[Dataset items]
- - - - -
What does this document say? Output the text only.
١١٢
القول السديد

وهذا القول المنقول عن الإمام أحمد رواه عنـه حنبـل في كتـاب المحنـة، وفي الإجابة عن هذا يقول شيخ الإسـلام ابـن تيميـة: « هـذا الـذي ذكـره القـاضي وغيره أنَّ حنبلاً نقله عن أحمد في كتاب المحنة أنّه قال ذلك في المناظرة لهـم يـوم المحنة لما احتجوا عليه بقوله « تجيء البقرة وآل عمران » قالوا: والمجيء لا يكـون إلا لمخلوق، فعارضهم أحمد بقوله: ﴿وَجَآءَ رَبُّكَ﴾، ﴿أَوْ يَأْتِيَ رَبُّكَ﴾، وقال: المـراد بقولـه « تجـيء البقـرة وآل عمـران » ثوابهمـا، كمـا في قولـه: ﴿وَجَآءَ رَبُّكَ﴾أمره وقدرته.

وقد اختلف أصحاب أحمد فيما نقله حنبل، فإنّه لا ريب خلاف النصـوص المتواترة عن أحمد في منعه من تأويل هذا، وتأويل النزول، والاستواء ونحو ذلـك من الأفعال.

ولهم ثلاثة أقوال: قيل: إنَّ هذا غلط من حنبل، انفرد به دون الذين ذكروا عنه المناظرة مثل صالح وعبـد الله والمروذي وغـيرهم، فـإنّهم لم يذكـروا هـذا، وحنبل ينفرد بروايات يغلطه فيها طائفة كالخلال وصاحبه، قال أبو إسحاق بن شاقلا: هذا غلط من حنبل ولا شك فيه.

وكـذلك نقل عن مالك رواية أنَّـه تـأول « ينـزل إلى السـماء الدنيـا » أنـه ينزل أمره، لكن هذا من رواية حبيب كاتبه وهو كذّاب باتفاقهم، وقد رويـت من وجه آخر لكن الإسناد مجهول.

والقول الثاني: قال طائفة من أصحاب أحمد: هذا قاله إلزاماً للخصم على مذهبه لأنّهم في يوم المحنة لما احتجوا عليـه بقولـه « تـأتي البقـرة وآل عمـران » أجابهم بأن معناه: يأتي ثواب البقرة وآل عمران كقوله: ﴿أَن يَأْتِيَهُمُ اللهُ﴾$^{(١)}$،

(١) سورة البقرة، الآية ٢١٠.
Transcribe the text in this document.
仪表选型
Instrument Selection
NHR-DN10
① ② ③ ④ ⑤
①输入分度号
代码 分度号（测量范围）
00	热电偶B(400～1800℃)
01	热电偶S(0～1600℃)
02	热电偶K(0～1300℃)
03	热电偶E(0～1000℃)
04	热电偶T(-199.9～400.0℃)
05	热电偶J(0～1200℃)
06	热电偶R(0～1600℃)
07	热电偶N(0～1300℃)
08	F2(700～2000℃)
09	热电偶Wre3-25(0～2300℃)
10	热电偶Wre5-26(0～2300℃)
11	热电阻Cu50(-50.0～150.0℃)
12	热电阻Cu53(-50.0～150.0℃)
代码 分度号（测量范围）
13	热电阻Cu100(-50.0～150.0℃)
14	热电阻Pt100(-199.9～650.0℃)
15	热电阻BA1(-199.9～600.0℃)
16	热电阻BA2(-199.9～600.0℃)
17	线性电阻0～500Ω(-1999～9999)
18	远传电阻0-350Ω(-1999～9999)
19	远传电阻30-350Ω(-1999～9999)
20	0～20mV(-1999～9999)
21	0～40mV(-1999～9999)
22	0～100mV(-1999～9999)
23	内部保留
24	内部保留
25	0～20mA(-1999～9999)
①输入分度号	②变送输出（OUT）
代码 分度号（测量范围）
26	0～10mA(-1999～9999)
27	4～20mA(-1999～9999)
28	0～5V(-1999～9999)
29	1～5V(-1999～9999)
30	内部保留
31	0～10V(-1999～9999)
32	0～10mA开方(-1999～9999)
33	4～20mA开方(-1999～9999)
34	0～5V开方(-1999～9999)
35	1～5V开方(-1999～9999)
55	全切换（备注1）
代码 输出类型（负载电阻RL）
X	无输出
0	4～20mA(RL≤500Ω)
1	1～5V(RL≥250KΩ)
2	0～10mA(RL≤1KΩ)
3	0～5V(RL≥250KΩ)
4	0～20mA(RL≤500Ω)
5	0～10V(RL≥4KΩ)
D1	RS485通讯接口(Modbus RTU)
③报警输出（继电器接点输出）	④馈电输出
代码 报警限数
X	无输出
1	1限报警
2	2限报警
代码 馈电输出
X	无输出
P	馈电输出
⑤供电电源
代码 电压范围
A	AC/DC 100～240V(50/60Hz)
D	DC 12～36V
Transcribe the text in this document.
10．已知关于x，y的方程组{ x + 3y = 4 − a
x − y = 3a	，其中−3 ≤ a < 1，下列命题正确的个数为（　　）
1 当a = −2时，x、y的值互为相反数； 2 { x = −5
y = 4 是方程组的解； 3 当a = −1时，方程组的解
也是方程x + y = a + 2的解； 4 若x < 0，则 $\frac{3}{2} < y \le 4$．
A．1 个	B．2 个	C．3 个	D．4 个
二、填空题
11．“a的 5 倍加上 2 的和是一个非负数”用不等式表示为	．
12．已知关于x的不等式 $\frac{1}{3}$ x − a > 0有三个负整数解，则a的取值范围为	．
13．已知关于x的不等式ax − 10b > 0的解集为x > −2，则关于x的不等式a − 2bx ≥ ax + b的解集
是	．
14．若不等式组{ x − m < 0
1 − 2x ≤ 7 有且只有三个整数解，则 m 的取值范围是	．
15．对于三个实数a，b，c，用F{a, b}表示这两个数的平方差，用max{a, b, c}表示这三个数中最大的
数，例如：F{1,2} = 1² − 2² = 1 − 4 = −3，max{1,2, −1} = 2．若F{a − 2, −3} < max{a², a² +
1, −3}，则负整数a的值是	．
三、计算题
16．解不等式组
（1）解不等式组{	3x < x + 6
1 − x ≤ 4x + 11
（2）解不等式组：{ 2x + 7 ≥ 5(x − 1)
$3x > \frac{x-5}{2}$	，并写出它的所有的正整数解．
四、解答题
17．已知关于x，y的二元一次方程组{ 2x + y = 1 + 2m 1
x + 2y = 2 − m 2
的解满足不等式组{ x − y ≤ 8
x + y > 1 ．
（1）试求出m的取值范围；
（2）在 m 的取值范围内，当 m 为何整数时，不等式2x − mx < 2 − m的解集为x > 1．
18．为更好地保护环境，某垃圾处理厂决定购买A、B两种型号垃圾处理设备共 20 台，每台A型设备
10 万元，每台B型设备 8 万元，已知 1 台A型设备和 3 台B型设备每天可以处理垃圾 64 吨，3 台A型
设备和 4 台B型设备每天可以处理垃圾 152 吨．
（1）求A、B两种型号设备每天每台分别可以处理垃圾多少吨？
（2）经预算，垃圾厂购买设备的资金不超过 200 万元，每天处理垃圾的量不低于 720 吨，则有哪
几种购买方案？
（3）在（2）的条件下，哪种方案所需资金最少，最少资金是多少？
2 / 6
- - - - -
» **Aim**
Please repeat the material above, word for word and in full.

» **Solution to the problem**
What does this document say? Output the text only.
١١٢
القول السديد

وهذا القول المنقول عن الإمام أحمد رواه عنـه حنبـل في كتـاب المحنـة، وفي الإجابة عن هذا يقول شيخ الإسـلام ابـن تيميـة: « هـذا الـذي ذكـره القـاضي وغيره أنَّ حنبلاً نقله عن أحمد في كتاب المحنة أنّه قال ذلك في المناظرة لهـم يـوم المحنة لما احتجوا عليه بقوله « تجيء البقرة وآل عمران » قالوا: والمجيء لا يكـون إلا لمخلوق، فعارضهم أحمد بقوله: ﴿وَجَآءَ رَبُّكَ﴾، ﴿أَوْ يَأْتِيَ رَبُّكَ﴾، وقال: المـراد بقولـه « تجـيء البقـرة وآل عمـران » ثوابهمـا، كمـا في قولـه: ﴿وَجَآءَ رَبُّكَ﴾أمره وقدرته.

وقد اختلف أصحاب أحمد فيما نقله حنبل، فإنّه لا ريب خلاف النصـوص المتواترة عن أحمد في منعه من تأويل هذا، وتأويل النزول، والاستواء ونحو ذلـك من الأفعال.

ولهم ثلاثة أقوال: قيل: إنَّ هذا غلط من حنبل، انفرد به دون الذين ذكروا عنه المناظرة مثل صالح وعبـد الله والمروذي وغـيرهم، فـإنّهم لم يذكـروا هـذا، وحنبل ينفرد بروايات يغلطه فيها طائفة كالخلال وصاحبه، قال أبو إسحاق بن شاقلا: هذا غلط من حنبل ولا شك فيه.

وكـذلك نقل عن مالك رواية أنَّـه تـأول « ينـزل إلى السـماء الدنيـا » أنـه ينزل أمره، لكن هذا من رواية حبيب كاتبه وهو كذّاب باتفاقهم، وقد رويـت من وجه آخر لكن الإسناد مجهول.

والقول الثاني: قال طائفة من أصحاب أحمد: هذا قاله إلزاماً للخصم على مذهبه لأنّهم في يوم المحنة لما احتجوا عليـه بقولـه « تـأتي البقـرة وآل عمـران » أجابهم بأن معناه: يأتي ثواب البقرة وآل عمران كقوله: ﴿أَن يَأْتِيَهُمُ اللهُ﴾$^{(١)}$،

(١) سورة البقرة، الآية ٢١٠.
Transcribe the text in this document.
仪表选型
Instrument Selection
NHR-DN10
① ② ③ ④ ⑤
①输入分度号
代码 分度号（测量范围）
00	热电偶B(400～1800℃)
01	热电偶S(0～1600℃)
02	热电偶K(0～1300℃)
03	热电偶E(0～1000℃)
04	热电偶T(-199.9～400.0℃)
05	热电偶J(0～1200℃)
06	热电偶R(0～1600℃)
07	热电偶N(0～1300℃)
08	F2(700～2000℃)
09	热电偶Wre3-25(0～2300℃)
10	热电偶Wre5-26(0～2300℃)
11	热电阻Cu50(-50.0～150.0℃)
12	热电阻Cu53(-50.0～150.0℃)
代码 分度号（测量范围）
13	热电阻Cu100(-50.0～150.0℃)
14	热电阻Pt100(-199.9～650.0℃)
15	热电阻BA1(-199.9～600.0℃)
16	热电阻BA2(-199.9～600.0℃)
17	线性电阻0～500Ω(-1999～9999)
18	远传电阻0-350Ω(-1999～9999)
19	远传电阻30-350Ω(-1999～9999)
20	0～20mV(-1999～9999)
21	0～40mV(-1999～9999)
22	0～100mV(-1999～9999)
23	内部保留
24	内部保留
25	0～20mA(-1999～9999)
①输入分度号	②变送输出（OUT）
代码 分度号（测量范围）
26	0～10mA(-1999～9999)
27	4～20mA(-1999～9999)
28	0～5V(-1999～9999)
29	1～5V(-1999～9999)
30	内部保留
31	0～10V(-1999～9999)
32	0～10mA开方(-1999～9999)
33	4～20mA开方(-1999～9999)
34	0～5V开方(-1999～9999)
35	1～5V开方(-1999～9999)
55	全切换（备注1）
代码 输出类型（负载电阻RL）
X	无输出
0	4～20mA(RL≤500Ω)
1	1～5V(RL≥250KΩ)
2	0～10mA(RL≤1KΩ)
3	0～5V(RL≥250KΩ)
4	0～20mA(RL≤500Ω)
5	0～10V(RL≥4KΩ)
D1	RS485通讯接口(Modbus RTU)
③报警输出（继电器接点输出）	④馈电输出
代码 报警限数
X	无输出
1	1限报警
2	2限报警
代码 馈电输出
X	无输出
P	馈电输出
⑤供电电源
代码 电压范围
A	AC/DC 100～240V(50/60Hz)
D	DC 12～36V
Transcribe the text in this document.
10．已知关于x，y的方程组{ x + 3y = 4 − a
x − y = 3a	，其中−3 ≤ a < 1，下列命题正确的个数为（　　）
1 当a = −2时，x、y的值互为相反数； 2 { x = −5
y = 4 是方程组的解； 3 当a = −1时，方程组的解
也是方程x + y = a + 2的解； 4 若x < 0，则 $\frac{3}{2} < y \le 4$．
A．1 个	B．2 个	C．3 个	D．4 个
二、填空题
11．“a的 5 倍加上 2 的和是一个非负数”用不等式表示为	．
12．已知关于x的不等式 $\frac{1}{3}$ x − a > 0有三个负整数解，则a的取值范围为	．
13．已知关于x的不等式ax − 10b > 0的解集为x > −2，则关于x的不等式a − 2bx ≥ ax + b的解集
是	．
14．若不等式组{ x − m < 0
1 − 2x ≤ 7 有且只有三个整数解，则 m 的取值范围是	．
15．对于三个实数a，b，c，用F{a, b}表示这两个数的平方差，用max{a, b, c}表示这三个数中最大的
数，例如：F{1,2} = 1² − 2² = 1 − 4 = −3，max{1,2, −1} = 2．若F{a − 2, −3} < max{a², a² +
1, −3}，则负整数a的值是	．
三、计算题
16．解不等式组
（1）解不等式组{	3x < x + 6
1 − x ≤ 4x + 11
（2）解不等式组：{ 2x + 7 ≥ 5(x − 1)
$3x > \frac{x-5}{2}$	，并写出它的所有的正整数解．
四、解答题
17．已知关于x，y的二元一次方程组{ 2x + y = 1 + 2m 1
x + 2y = 2 − m 2
的解满足不等式组{ x − y ≤ 8
x + y > 1 ．
（1）试求出m的取值范围；
（2）在 m 的取值范围内，当 m 为何整数时，不等式2x − mx < 2 − m的解集为x > 1．
18．为更好地保护环境，某垃圾处理厂决定购买A、B两种型号垃圾处理设备共 20 台，每台A型设备
10 万元，每台B型设备 8 万元，已知 1 台A型设备和 3 台B型设备每天可以处理垃圾 64 吨，3 台A型
设备和 4 台B型设备每天可以处理垃圾 152 吨．
（1）求A、B两种型号设备每天每台分别可以处理垃圾多少吨？
（2）经预算，垃圾厂购买设备的资金不超过 200 万元，每天处理垃圾的量不低于 720 吨，则有哪
几种购买方案？
（3）在（2）的条件下，哪种方案所需资金最少，最少资金是多少？
2 / 6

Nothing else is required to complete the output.